§ **Given request**
Filter this material down to the lines that hold "help", copying each one.

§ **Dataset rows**
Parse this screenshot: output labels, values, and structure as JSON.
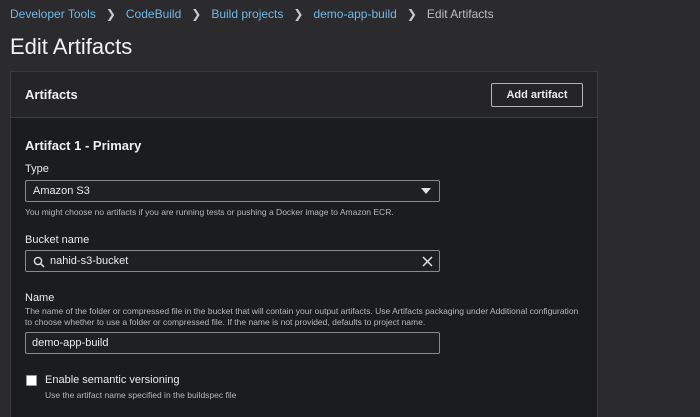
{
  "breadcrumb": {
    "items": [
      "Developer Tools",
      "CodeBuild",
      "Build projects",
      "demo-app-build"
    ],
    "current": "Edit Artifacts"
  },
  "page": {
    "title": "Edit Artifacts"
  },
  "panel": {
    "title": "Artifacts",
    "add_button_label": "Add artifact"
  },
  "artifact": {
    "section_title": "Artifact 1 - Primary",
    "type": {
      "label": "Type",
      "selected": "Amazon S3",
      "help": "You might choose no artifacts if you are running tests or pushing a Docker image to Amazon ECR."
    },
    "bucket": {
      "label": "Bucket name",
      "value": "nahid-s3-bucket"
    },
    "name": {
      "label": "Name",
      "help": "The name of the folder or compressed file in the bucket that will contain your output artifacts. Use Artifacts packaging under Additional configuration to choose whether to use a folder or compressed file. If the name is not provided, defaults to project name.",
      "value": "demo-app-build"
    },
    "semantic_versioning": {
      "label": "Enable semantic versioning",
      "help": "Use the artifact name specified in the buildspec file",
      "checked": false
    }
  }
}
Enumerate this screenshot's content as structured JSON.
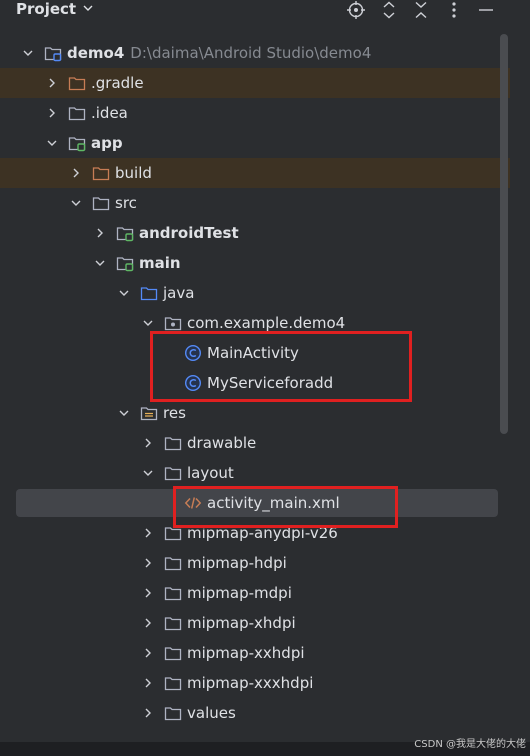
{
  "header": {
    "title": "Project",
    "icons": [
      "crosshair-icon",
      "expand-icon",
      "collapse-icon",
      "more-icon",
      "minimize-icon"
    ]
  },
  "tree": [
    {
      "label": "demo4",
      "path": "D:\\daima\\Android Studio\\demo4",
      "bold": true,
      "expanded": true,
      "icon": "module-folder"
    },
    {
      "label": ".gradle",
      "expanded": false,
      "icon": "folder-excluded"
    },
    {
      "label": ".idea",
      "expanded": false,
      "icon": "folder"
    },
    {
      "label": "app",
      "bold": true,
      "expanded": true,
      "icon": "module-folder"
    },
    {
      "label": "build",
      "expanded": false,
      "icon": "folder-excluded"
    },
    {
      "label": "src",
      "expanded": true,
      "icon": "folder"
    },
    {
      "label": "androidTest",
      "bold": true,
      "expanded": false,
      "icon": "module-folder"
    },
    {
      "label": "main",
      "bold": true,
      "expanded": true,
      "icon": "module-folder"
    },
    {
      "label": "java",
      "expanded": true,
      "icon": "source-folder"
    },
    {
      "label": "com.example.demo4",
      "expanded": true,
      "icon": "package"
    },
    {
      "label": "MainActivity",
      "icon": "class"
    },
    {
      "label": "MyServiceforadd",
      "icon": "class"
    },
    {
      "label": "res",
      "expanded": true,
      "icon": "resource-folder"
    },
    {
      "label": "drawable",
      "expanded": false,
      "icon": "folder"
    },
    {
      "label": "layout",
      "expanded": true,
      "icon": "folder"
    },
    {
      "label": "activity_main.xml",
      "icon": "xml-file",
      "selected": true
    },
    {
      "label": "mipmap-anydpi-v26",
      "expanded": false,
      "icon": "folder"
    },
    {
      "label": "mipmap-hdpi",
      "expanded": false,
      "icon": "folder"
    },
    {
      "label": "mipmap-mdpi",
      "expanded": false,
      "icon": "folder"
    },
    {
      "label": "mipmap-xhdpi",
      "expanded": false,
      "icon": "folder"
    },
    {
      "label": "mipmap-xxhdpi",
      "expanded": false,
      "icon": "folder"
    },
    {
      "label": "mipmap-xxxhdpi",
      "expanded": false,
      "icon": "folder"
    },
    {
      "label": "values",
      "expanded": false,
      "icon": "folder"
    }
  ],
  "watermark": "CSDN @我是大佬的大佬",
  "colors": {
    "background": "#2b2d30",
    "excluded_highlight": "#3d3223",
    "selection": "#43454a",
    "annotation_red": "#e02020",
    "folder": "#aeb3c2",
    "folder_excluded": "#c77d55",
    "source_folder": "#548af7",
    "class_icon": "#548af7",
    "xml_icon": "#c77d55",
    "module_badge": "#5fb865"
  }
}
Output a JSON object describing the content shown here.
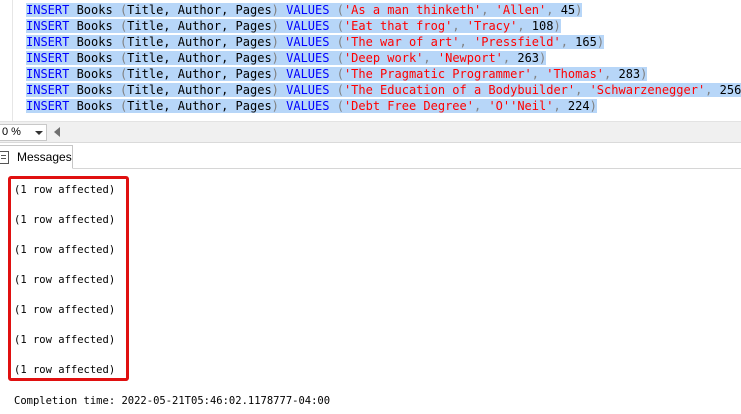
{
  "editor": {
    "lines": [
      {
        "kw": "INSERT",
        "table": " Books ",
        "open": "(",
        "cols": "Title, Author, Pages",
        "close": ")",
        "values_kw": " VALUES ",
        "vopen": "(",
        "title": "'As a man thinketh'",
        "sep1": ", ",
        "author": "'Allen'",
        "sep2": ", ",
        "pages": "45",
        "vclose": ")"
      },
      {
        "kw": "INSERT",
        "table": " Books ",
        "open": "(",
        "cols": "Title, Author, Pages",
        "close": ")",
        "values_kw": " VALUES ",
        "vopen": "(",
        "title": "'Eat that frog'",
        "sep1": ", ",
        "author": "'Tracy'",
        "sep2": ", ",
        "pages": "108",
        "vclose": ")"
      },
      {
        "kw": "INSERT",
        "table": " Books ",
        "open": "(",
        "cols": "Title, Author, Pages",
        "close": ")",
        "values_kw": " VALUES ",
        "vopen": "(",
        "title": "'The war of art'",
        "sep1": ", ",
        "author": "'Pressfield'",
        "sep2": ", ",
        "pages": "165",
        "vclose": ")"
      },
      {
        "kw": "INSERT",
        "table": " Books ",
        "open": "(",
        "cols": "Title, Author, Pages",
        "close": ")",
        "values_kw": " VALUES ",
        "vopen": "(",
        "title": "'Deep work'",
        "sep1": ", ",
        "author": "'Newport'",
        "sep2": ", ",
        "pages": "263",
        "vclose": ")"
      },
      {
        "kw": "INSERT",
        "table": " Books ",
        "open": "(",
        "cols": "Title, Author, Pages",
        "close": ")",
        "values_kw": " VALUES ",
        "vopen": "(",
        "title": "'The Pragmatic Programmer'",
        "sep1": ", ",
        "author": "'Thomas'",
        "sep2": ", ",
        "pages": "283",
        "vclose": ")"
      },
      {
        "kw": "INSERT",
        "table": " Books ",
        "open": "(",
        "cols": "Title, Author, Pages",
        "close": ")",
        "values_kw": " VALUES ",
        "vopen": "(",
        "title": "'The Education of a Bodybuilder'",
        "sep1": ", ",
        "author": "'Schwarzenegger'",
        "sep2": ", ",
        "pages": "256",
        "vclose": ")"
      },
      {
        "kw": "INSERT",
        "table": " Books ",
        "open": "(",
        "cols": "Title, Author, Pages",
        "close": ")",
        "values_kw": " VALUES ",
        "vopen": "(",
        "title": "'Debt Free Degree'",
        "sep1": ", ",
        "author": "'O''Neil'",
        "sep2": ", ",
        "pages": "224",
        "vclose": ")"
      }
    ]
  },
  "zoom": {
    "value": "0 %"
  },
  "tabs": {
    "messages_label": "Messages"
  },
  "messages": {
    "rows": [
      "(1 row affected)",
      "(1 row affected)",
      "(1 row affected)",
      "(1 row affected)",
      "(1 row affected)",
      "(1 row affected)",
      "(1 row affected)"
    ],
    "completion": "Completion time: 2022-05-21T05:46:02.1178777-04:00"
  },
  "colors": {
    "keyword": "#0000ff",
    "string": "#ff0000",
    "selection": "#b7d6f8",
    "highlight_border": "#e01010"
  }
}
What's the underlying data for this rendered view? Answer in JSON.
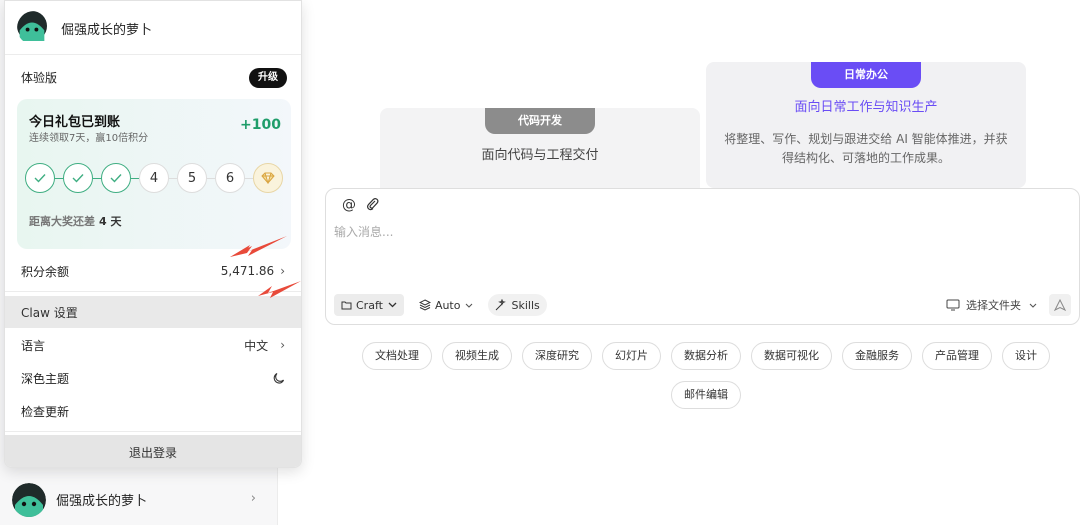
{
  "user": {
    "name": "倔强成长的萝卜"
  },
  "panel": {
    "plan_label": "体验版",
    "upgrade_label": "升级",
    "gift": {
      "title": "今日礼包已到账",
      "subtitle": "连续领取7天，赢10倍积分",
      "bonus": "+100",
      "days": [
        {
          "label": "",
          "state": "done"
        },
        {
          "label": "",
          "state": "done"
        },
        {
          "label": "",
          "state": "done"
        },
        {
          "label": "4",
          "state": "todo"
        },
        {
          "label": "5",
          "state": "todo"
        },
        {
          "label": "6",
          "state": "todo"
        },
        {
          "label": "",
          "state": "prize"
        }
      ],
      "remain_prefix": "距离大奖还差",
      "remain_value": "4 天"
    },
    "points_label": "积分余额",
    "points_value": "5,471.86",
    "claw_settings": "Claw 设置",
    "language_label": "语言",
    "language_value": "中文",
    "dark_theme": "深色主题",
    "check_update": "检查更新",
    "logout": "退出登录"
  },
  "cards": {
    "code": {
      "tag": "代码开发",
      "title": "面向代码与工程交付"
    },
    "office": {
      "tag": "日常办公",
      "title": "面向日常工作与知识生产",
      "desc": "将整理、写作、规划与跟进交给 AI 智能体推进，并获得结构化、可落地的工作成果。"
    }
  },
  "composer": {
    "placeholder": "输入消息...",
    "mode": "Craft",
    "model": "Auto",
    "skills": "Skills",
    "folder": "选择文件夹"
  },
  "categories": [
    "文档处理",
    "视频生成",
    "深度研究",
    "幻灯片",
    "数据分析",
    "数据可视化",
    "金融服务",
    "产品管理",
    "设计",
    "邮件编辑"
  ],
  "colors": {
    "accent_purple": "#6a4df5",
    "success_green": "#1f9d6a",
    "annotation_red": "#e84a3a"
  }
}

§ **Answer to this task**
      "help": "You might choose no artifacts if you are running tests or pushing a Docker image to Amazon ECR."
      "help": "The name of the folder or compressed file in the bucket that will contain your output artifacts. Use Artifacts packaging under Additional configuration to choose whether to use a folder or compressed file. If the name is not provided, defaults to project name.",
      "help": "Use the artifact name specified in the buildspec file",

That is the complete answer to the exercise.